Dataset entries
▬▬▬

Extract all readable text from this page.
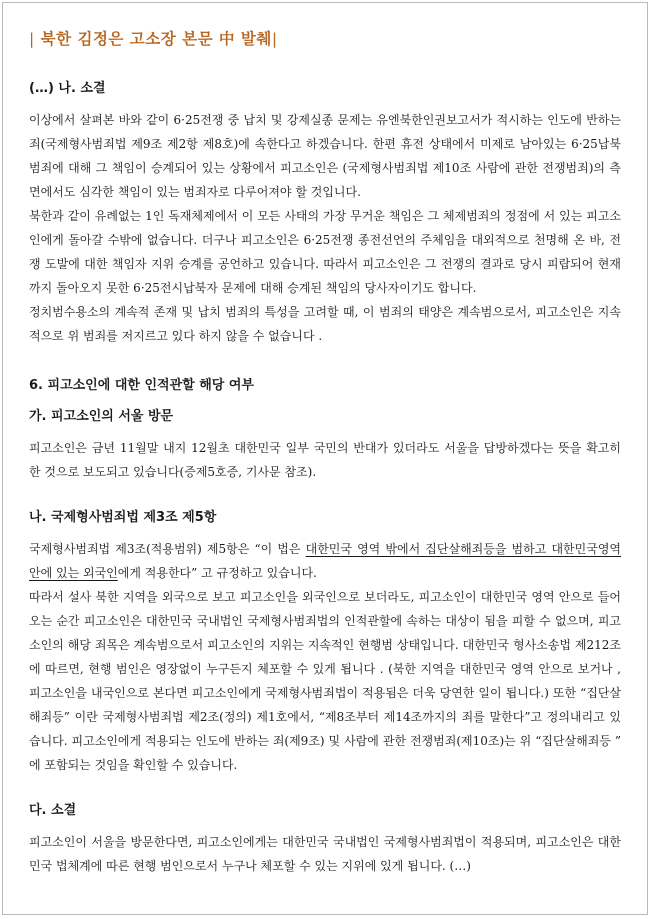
| 북한 김정은 고소장 본문 中 발췌|
(…) 나. 소결

이상에서 살펴본 바와 같이 6·25전쟁 중 납치 및 강제실종 문제는 유엔북한인권보고서가 적시하는 인도에 반하는 죄(국제형사범죄법 제9조 제2항 제8호)에 속한다고 하겠습니다. 한편 휴전 상태에서 미제로 남아있는 6·25납북 범죄에 대해 그 책임이 승계되어 있는 상황에서 피고소인은 (국제형사범죄법 제10조 사람에 관한 전쟁범죄)의 측면에서도 심각한 책임이 있는 범죄자로 다루어져야 할 것입니다.

북한과 같이 유례없는 1인 독재체제에서 이 모든 사태의 가장 무거운 책임은 그 체제범죄의 정점에 서 있는 피고소인에게 돌아갈 수밖에 없습니다. 더구나 피고소인은 6·25전쟁 종전선언의 주체임을 대외적으로 천명해 온 바, 전쟁 도발에 대한 책임자 지위 승계를 공언하고 있습니다. 따라서 피고소인은 그 전쟁의 결과로 당시 피랍되어 현재까지 돌아오지 못한 6·25전시납북자 문제에 대해 승계된 책임의 당사자이기도 합니다.

정치범수용소의 계속적 존재 및 납치 범죄의 특성을 고려할 때, 이 범죄의 태양은 계속범으로서, 피고소인은 지속적으로 위 범죄를 저지르고 있다 하지 않을 수 없습니다 .

6. 피고소인에 대한 인적관할 해당 여부
가. 피고소인의 서울 방문

피고소인은 금년 11월말 내지 12월초 대한민국 일부 국민의 반대가 있더라도 서울을 답방하겠다는 뜻을 확고히 한 것으로 보도되고 있습니다(증제5호증, 기사문 참조).

나. 국제형사범죄법 제3조 제5항

국제형사범죄법 제3조(적용범위) 제5항은 “이 법은 대한민국 영역 밖에서 집단살해죄등을 범하고 대한민국영역 안에 있는 외국인에게 적용한다” 고 규정하고 있습니다.

따라서 설사 북한 지역을 외국으로 보고 피고소인을 외국인으로 보더라도, 피고소인이 대한민국 영역 안으로 들어오는 순간 피고소인은 대한민국 국내법인 국제형사범죄법의 인적관할에 속하는 대상이 됨을 피할 수 없으며, 피고소인의 해당 죄목은 계속범으로서 피고소인의 지위는 지속적인 현행범 상태입니다. 대한민국 형사소송법 제212조에 따르면, 현행 범인은 영장없이 누구든지 체포할 수 있게 됩니다 . (북한 지역을 대한민국 영역 안으로 보거나 , 피고소인을 내국인으로 본다면 피고소인에게 국제형사범죄법이 적용됨은 더욱 당연한 일이 됩니다.) 또한 “집단살해죄등” 이란 국제형사범죄법 제2조(정의) 제1호에서, “제8조부터 제14조까지의 죄를 말한다”고 정의내리고 있습니다. 피고소인에게 적용되는 인도에 반하는 죄(제9조) 및 사람에 관한 전쟁범죄(제10조)는 위 “집단살해죄등 ” 에 포함되는 것임을 확인할 수 있습니다.

다. 소결

피고소인이 서울을 방문한다면, 피고소인에게는 대한민국 국내법인 국제형사범죄법이 적용되며, 피고소인은 대한민국 법체계에 따른 현행 범인으로서 누구나 체포할 수 있는 지위에 있게 됩니다. (…)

▬▬▬

TASK DETAILS -> Pictures don't belong in the copy. Transcribe every record exactly as it appears.

REPLY ->
Extract all readable text from this page.
| 북한 김정은 고소장 본문 中 발췌|
(…) 나. 소결

이상에서 살펴본 바와 같이 6·25전쟁 중 납치 및 강제실종 문제는 유엔북한인권보고서가 적시하는 인도에 반하는 죄(국제형사범죄법 제9조 제2항 제8호)에 속한다고 하겠습니다. 한편 휴전 상태에서 미제로 남아있는 6·25납북 범죄에 대해 그 책임이 승계되어 있는 상황에서 피고소인은 (국제형사범죄법 제10조 사람에 관한 전쟁범죄)의 측면에서도 심각한 책임이 있는 범죄자로 다루어져야 할 것입니다.

북한과 같이 유례없는 1인 독재체제에서 이 모든 사태의 가장 무거운 책임은 그 체제범죄의 정점에 서 있는 피고소인에게 돌아갈 수밖에 없습니다. 더구나 피고소인은 6·25전쟁 종전선언의 주체임을 대외적으로 천명해 온 바, 전쟁 도발에 대한 책임자 지위 승계를 공언하고 있습니다. 따라서 피고소인은 그 전쟁의 결과로 당시 피랍되어 현재까지 돌아오지 못한 6·25전시납북자 문제에 대해 승계된 책임의 당사자이기도 합니다.

정치범수용소의 계속적 존재 및 납치 범죄의 특성을 고려할 때, 이 범죄의 태양은 계속범으로서, 피고소인은 지속적으로 위 범죄를 저지르고 있다 하지 않을 수 없습니다 .

6. 피고소인에 대한 인적관할 해당 여부
가. 피고소인의 서울 방문

피고소인은 금년 11월말 내지 12월초 대한민국 일부 국민의 반대가 있더라도 서울을 답방하겠다는 뜻을 확고히 한 것으로 보도되고 있습니다(증제5호증, 기사문 참조).

나. 국제형사범죄법 제3조 제5항

국제형사범죄법 제3조(적용범위) 제5항은 “이 법은 대한민국 영역 밖에서 집단살해죄등을 범하고 대한민국영역 안에 있는 외국인에게 적용한다” 고 규정하고 있습니다.

따라서 설사 북한 지역을 외국으로 보고 피고소인을 외국인으로 보더라도, 피고소인이 대한민국 영역 안으로 들어오는 순간 피고소인은 대한민국 국내법인 국제형사범죄법의 인적관할에 속하는 대상이 됨을 피할 수 없으며, 피고소인의 해당 죄목은 계속범으로서 피고소인의 지위는 지속적인 현행범 상태입니다. 대한민국 형사소송법 제212조에 따르면, 현행 범인은 영장없이 누구든지 체포할 수 있게 됩니다 . (북한 지역을 대한민국 영역 안으로 보거나 , 피고소인을 내국인으로 본다면 피고소인에게 국제형사범죄법이 적용됨은 더욱 당연한 일이 됩니다.) 또한 “집단살해죄등” 이란 국제형사범죄법 제2조(정의) 제1호에서, “제8조부터 제14조까지의 죄를 말한다”고 정의내리고 있습니다. 피고소인에게 적용되는 인도에 반하는 죄(제9조) 및 사람에 관한 전쟁범죄(제10조)는 위 “집단살해죄등 ” 에 포함되는 것임을 확인할 수 있습니다.

다. 소결

피고소인이 서울을 방문한다면, 피고소인에게는 대한민국 국내법인 국제형사범죄법이 적용되며, 피고소인은 대한민국 법체계에 따른 현행 범인으로서 누구나 체포할 수 있는 지위에 있게 됩니다. (…)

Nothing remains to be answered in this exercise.